• [WHAT TO PRODUCE] Give the data a second time, exactly and in full.

• [DATASET EXTRACT]

• • • •

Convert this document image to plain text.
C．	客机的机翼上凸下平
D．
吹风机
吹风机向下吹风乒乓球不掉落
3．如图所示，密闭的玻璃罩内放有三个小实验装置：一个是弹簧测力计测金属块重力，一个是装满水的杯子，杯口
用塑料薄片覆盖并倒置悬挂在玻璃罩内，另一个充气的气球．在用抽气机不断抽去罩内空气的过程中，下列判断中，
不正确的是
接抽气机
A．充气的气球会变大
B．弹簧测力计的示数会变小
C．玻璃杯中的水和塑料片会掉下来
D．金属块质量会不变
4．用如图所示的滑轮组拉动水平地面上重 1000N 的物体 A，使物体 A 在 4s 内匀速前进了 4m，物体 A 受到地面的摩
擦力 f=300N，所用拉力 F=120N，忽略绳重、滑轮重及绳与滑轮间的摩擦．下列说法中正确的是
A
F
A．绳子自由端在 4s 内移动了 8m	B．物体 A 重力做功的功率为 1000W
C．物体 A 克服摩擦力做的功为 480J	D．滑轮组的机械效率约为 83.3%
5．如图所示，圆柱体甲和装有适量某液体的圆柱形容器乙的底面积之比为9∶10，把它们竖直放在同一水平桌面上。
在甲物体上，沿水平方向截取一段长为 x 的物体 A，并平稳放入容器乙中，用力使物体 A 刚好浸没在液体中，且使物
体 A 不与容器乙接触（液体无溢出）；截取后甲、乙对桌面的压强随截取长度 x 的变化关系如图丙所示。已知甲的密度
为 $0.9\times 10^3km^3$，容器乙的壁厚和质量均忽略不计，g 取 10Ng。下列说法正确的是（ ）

• • • •

• [TASK SOLUTION]
Convert this document image to plain text.
C．	客机的机翼上凸下平
D．
吹风机
吹风机向下吹风乒乓球不掉落
3．如图所示，密闭的玻璃罩内放有三个小实验装置：一个是弹簧测力计测金属块重力，一个是装满水的杯子，杯口
用塑料薄片覆盖并倒置悬挂在玻璃罩内，另一个充气的气球．在用抽气机不断抽去罩内空气的过程中，下列判断中，
不正确的是
接抽气机
A．充气的气球会变大
B．弹簧测力计的示数会变小
C．玻璃杯中的水和塑料片会掉下来
D．金属块质量会不变
4．用如图所示的滑轮组拉动水平地面上重 1000N 的物体 A，使物体 A 在 4s 内匀速前进了 4m，物体 A 受到地面的摩
擦力 f=300N，所用拉力 F=120N，忽略绳重、滑轮重及绳与滑轮间的摩擦．下列说法中正确的是
A
F
A．绳子自由端在 4s 内移动了 8m	B．物体 A 重力做功的功率为 1000W
C．物体 A 克服摩擦力做的功为 480J	D．滑轮组的机械效率约为 83.3%
5．如图所示，圆柱体甲和装有适量某液体的圆柱形容器乙的底面积之比为9∶10，把它们竖直放在同一水平桌面上。
在甲物体上，沿水平方向截取一段长为 x 的物体 A，并平稳放入容器乙中，用力使物体 A 刚好浸没在液体中，且使物
体 A 不与容器乙接触（液体无溢出）；截取后甲、乙对桌面的压强随截取长度 x 的变化关系如图丙所示。已知甲的密度
为 $0.9\times 10^3km^3$，容器乙的壁厚和质量均忽略不计，g 取 10Ng。下列说法正确的是（ ）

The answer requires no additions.